Put each line of the items below into a JSON list of strings, with one string per line and blank lines left out.

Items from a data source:
══════════════════════════════

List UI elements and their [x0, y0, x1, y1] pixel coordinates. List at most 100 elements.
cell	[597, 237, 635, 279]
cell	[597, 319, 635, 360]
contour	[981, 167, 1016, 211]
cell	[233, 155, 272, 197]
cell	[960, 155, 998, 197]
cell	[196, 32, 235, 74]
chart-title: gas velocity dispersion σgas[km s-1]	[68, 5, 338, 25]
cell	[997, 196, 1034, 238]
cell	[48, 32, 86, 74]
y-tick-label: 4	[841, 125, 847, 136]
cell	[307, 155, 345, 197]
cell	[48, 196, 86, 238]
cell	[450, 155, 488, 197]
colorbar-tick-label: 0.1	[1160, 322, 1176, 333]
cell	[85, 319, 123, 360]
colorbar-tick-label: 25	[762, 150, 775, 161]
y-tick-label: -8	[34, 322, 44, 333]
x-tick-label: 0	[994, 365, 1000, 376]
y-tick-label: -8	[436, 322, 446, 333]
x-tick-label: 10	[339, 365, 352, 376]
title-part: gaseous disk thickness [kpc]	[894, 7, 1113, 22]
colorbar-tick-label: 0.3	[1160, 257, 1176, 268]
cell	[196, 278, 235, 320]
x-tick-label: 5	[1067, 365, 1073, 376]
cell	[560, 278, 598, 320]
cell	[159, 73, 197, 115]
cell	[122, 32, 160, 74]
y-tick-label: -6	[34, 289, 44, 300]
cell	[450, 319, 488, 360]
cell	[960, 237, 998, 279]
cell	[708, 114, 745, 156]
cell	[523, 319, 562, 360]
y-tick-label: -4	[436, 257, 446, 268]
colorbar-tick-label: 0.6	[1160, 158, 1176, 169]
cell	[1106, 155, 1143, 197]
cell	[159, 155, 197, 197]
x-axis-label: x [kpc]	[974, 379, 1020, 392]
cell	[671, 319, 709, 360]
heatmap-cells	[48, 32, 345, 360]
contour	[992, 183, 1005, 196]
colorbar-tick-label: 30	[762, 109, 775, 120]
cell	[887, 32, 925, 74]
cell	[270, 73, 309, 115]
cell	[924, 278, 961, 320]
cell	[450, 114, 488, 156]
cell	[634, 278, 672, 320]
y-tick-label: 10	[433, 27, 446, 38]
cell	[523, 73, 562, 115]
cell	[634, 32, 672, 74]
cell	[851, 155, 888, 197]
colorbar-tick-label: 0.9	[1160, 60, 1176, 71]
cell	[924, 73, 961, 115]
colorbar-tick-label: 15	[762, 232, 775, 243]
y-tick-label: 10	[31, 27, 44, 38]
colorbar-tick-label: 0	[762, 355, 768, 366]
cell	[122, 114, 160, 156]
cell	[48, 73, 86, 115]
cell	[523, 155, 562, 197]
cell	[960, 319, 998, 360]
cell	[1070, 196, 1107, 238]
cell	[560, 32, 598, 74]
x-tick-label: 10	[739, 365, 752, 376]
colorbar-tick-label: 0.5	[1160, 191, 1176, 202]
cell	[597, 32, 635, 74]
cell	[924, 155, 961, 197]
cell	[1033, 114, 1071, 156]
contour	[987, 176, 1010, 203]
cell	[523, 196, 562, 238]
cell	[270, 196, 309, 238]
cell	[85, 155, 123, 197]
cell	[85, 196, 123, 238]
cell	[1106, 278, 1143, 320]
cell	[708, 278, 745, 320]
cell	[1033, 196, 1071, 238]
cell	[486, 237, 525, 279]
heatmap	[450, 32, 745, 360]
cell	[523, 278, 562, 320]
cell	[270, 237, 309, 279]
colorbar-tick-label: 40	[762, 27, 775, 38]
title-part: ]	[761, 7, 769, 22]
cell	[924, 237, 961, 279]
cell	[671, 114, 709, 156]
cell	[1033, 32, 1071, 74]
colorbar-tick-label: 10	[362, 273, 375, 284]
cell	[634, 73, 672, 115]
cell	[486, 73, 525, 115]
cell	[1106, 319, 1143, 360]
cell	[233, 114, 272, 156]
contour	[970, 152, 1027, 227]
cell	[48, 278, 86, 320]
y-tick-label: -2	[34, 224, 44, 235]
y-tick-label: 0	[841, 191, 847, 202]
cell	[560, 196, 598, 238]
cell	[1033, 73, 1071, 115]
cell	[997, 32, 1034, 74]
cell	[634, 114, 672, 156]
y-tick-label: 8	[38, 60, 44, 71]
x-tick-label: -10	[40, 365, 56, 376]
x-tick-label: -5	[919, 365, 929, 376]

══════════════════════════════

RESULT BELOW:
[
  "List UI elements and their [x0, y0, x1, y1] pixel coordinates. List at most 100 elements.",
  "cell\t[597, 237, 635, 279]",
  "cell\t[597, 319, 635, 360]",
  "contour\t[981, 167, 1016, 211]",
  "cell\t[233, 155, 272, 197]",
  "cell\t[960, 155, 998, 197]",
  "cell\t[196, 32, 235, 74]",
  "chart-title: gas velocity dispersion σgas[km s-1]\t[68, 5, 338, 25]",
  "cell\t[997, 196, 1034, 238]",
  "cell\t[48, 32, 86, 74]",
  "y-tick-label: 4\t[841, 125, 847, 136]",
  "cell\t[307, 155, 345, 197]",
  "cell\t[48, 196, 86, 238]",
  "cell\t[450, 155, 488, 197]",
  "colorbar-tick-label: 0.1\t[1160, 322, 1176, 333]",
  "cell\t[85, 319, 123, 360]",
  "colorbar-tick-label: 25\t[762, 150, 775, 161]",
  "y-tick-label: -8\t[34, 322, 44, 333]",
  "x-tick-label: 0\t[994, 365, 1000, 376]",
  "y-tick-label: -8\t[436, 322, 446, 333]",
  "x-tick-label: 10\t[339, 365, 352, 376]",
  "title-part: gaseous disk thickness [kpc]\t[894, 7, 1113, 22]",
  "colorbar-tick-label: 0.3\t[1160, 257, 1176, 268]",
  "cell\t[196, 278, 235, 320]",
  "x-tick-label: 5\t[1067, 365, 1073, 376]",
  "cell\t[560, 278, 598, 320]",
  "cell\t[159, 73, 197, 115]",
  "cell\t[122, 32, 160, 74]",
  "y-tick-label: -6\t[34, 289, 44, 300]",
  "cell\t[450, 319, 488, 360]",
  "cell\t[960, 237, 998, 279]",
  "cell\t[708, 114, 745, 156]",
  "cell\t[523, 319, 562, 360]",
  "y-tick-label: -4\t[436, 257, 446, 268]",
  "colorbar-tick-label: 0.6\t[1160, 158, 1176, 169]",
  "cell\t[1106, 155, 1143, 197]",
  "cell\t[159, 155, 197, 197]",
  "x-axis-label: x [kpc]\t[974, 379, 1020, 392]",
  "cell\t[671, 319, 709, 360]",
  "heatmap-cells\t[48, 32, 345, 360]",
  "contour\t[992, 183, 1005, 196]",
  "colorbar-tick-label: 30\t[762, 109, 775, 120]",
  "cell\t[887, 32, 925, 74]",
  "cell\t[270, 73, 309, 115]",
  "cell\t[924, 278, 961, 320]",
  "cell\t[450, 114, 488, 156]",
  "cell\t[634, 278, 672, 320]",
  "y-tick-label: 10\t[433, 27, 446, 38]",
  "cell\t[523, 73, 562, 115]",
  "cell\t[634, 32, 672, 74]",
  "cell\t[851, 155, 888, 197]",
  "colorbar-tick-label: 0.9\t[1160, 60, 1176, 71]",
  "cell\t[924, 73, 961, 115]",
  "colorbar-tick-label: 15\t[762, 232, 775, 243]",
  "y-tick-label: 10\t[31, 27, 44, 38]",
  "colorbar-tick-label: 0\t[762, 355, 768, 366]",
  "cell\t[122, 114, 160, 156]",
  "cell\t[48, 73, 86, 115]",
  "cell\t[523, 155, 562, 197]",
  "cell\t[960, 319, 998, 360]",
  "cell\t[1070, 196, 1107, 238]",
  "cell\t[560, 32, 598, 74]",
  "x-tick-label: 10\t[739, 365, 752, 376]",
  "colorbar-tick-label: 0.5\t[1160, 191, 1176, 202]",
  "cell\t[597, 32, 635, 74]",
  "cell\t[924, 155, 961, 197]",
  "cell\t[1033, 114, 1071, 156]",
  "contour\t[987, 176, 1010, 203]",
  "cell\t[523, 196, 562, 238]",
  "cell\t[270, 196, 309, 238]",
  "cell\t[85, 155, 123, 197]",
  "cell\t[85, 196, 123, 238]",
  "cell\t[1106, 278, 1143, 320]",
  "cell\t[708, 278, 745, 320]",
  "cell\t[1033, 196, 1071, 238]",
  "cell\t[486, 237, 525, 279]",
  "heatmap\t[450, 32, 745, 360]",
  "cell\t[523, 278, 562, 320]",
  "cell\t[270, 237, 309, 279]",
  "colorbar-tick-label: 40\t[762, 27, 775, 38]",
  "title-part: ]\t[761, 7, 769, 22]",
  "cell\t[924, 237, 961, 279]",
  "cell\t[671, 114, 709, 156]",
  "cell\t[1033, 32, 1071, 74]",
  "colorbar-tick-label: 10\t[362, 273, 375, 284]",
  "cell\t[634, 73, 672, 115]",
  "cell\t[486, 73, 525, 115]",
  "cell\t[1106, 319, 1143, 360]",
  "cell\t[233, 114, 272, 156]",
  "contour\t[970, 152, 1027, 227]",
  "cell\t[48, 278, 86, 320]",
  "y-tick-label: -2\t[34, 224, 44, 235]",
  "y-tick-label: 0\t[841, 191, 847, 202]",
  "cell\t[560, 196, 598, 238]",
  "cell\t[1033, 73, 1071, 115]",
  "cell\t[997, 32, 1034, 74]",
  "cell\t[634, 114, 672, 156]",
  "y-tick-label: 8\t[38, 60, 44, 71]",
  "x-tick-label: -10\t[40, 365, 56, 376]",
  "x-tick-label: -5\t[919, 365, 929, 376]"
]